* begin *
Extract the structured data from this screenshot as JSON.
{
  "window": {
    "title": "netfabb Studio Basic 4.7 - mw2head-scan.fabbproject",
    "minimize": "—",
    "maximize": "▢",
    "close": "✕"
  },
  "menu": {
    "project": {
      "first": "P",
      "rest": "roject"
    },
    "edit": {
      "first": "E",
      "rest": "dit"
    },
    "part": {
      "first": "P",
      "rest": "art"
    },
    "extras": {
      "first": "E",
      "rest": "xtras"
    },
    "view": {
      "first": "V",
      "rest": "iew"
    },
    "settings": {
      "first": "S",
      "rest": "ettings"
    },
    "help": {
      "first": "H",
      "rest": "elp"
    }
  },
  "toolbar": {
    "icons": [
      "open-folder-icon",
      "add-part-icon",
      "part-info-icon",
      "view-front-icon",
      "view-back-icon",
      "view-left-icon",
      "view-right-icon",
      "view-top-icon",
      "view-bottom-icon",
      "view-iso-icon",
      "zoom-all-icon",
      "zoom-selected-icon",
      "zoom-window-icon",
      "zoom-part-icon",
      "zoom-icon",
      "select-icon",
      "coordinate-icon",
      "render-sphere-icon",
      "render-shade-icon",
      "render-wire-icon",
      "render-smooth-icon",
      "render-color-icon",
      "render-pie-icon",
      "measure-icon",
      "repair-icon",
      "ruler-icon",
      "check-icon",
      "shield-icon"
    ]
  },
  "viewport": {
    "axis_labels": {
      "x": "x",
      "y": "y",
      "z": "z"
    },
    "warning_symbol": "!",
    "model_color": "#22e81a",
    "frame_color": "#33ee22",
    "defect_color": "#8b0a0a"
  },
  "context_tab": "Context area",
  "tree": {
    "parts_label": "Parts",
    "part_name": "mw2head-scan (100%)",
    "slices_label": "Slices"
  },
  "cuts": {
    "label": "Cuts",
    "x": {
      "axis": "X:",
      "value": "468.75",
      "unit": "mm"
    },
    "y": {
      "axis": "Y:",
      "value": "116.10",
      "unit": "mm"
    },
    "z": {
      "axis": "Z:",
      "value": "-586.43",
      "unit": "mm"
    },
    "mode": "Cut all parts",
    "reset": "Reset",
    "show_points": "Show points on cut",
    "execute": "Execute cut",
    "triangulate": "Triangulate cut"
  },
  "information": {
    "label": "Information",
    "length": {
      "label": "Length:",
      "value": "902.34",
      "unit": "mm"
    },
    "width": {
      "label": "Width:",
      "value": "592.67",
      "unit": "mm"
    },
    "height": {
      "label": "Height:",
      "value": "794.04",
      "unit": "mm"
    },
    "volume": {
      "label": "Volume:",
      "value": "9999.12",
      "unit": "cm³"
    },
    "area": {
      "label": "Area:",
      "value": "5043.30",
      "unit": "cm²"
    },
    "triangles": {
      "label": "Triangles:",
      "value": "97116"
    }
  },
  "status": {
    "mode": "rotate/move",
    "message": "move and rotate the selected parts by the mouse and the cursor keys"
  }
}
* end *
* begin *
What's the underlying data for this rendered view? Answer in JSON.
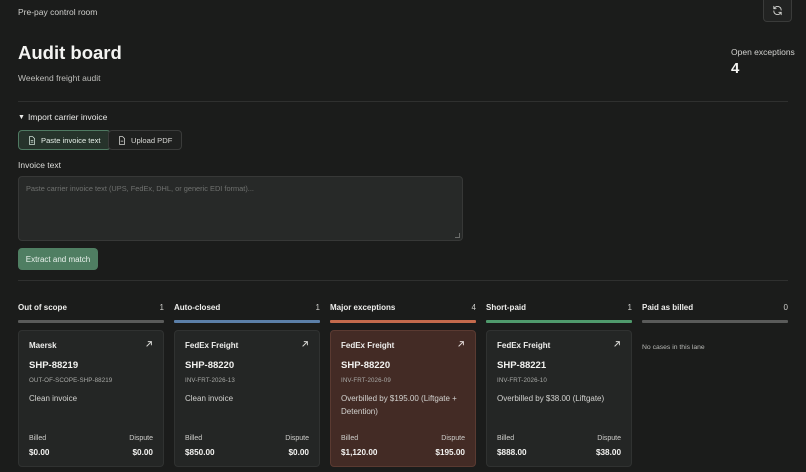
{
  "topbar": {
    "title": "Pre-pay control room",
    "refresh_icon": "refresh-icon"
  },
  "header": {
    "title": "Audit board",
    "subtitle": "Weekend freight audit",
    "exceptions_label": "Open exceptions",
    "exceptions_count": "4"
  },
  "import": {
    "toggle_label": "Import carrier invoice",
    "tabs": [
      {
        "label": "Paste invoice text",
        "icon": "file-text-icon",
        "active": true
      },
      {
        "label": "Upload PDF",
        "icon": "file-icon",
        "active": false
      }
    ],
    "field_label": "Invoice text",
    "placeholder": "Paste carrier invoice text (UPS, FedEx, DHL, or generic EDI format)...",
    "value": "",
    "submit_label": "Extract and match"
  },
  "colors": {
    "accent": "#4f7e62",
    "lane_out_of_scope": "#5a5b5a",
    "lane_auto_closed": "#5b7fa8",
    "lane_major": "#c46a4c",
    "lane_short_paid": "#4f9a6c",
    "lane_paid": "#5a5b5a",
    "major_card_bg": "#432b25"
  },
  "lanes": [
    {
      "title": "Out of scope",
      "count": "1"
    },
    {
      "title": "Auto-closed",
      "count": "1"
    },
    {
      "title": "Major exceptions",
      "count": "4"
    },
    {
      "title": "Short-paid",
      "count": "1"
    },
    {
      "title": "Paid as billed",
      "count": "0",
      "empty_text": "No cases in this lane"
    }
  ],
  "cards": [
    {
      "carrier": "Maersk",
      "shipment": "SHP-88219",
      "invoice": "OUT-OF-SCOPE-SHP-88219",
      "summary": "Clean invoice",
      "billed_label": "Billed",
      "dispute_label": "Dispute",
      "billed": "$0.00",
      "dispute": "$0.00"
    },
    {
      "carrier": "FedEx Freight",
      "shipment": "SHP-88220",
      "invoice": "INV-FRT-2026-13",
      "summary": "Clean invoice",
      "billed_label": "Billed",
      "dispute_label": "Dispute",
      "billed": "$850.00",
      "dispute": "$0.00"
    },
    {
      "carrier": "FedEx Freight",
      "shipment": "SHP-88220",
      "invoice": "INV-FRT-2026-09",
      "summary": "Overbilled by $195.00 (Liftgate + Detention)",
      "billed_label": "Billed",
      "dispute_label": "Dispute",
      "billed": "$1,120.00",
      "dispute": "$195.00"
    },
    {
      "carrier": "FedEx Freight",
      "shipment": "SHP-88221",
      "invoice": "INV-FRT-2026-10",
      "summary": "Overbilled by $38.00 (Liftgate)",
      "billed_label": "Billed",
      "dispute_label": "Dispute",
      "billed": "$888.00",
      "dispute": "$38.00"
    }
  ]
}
* end *
* begin *
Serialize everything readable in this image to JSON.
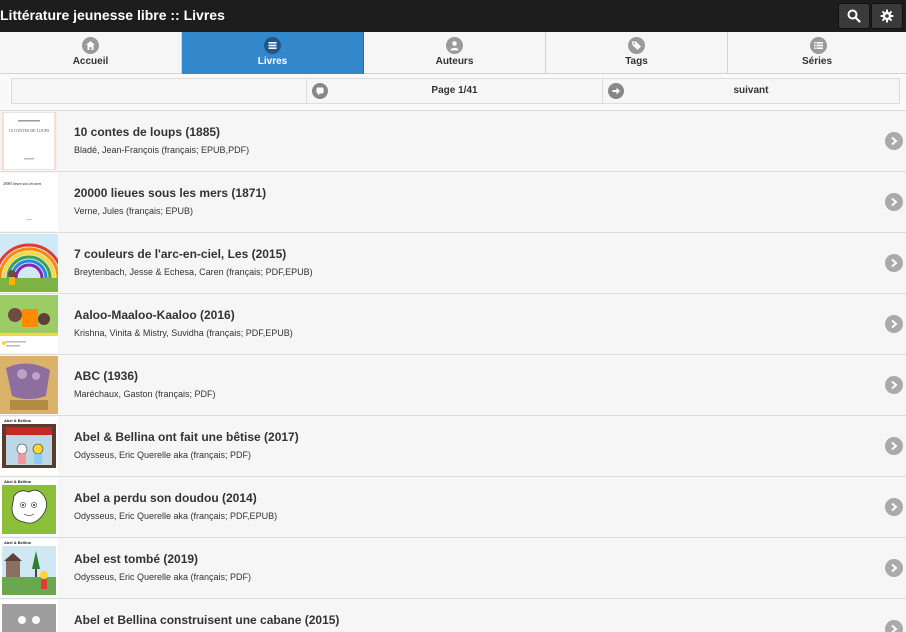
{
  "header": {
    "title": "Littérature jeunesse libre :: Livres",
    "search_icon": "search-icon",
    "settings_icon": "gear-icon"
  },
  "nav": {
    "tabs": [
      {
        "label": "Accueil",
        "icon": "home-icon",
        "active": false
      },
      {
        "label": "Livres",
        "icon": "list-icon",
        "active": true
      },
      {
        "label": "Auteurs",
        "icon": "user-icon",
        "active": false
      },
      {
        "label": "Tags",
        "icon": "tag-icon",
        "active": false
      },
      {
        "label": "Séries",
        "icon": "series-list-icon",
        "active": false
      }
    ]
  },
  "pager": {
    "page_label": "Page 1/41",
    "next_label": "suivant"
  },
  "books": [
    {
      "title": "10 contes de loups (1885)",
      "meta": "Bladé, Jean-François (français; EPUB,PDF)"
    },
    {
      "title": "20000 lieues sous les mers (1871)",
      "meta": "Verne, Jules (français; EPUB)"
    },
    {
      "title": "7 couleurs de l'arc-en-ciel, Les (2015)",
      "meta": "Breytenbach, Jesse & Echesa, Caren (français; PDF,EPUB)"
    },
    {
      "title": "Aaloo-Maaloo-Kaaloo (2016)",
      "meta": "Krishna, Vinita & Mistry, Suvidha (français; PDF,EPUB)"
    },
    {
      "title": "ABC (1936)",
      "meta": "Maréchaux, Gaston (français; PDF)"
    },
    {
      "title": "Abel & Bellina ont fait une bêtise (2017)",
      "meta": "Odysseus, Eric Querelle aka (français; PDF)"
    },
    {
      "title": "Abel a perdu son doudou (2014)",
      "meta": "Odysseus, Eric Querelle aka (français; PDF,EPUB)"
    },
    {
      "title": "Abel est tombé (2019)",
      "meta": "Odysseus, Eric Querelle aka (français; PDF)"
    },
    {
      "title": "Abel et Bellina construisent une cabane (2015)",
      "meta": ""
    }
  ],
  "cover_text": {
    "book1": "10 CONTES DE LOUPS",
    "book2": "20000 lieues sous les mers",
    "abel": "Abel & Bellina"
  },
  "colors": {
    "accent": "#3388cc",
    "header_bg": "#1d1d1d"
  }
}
* end *
== WHAT TO DO ==
Report every line in the data above in which the word "Livres" appears.

== COMPLETE ANSWER ==
    "title": "Littérature jeunesse libre :: Livres",
        "label": "Livres",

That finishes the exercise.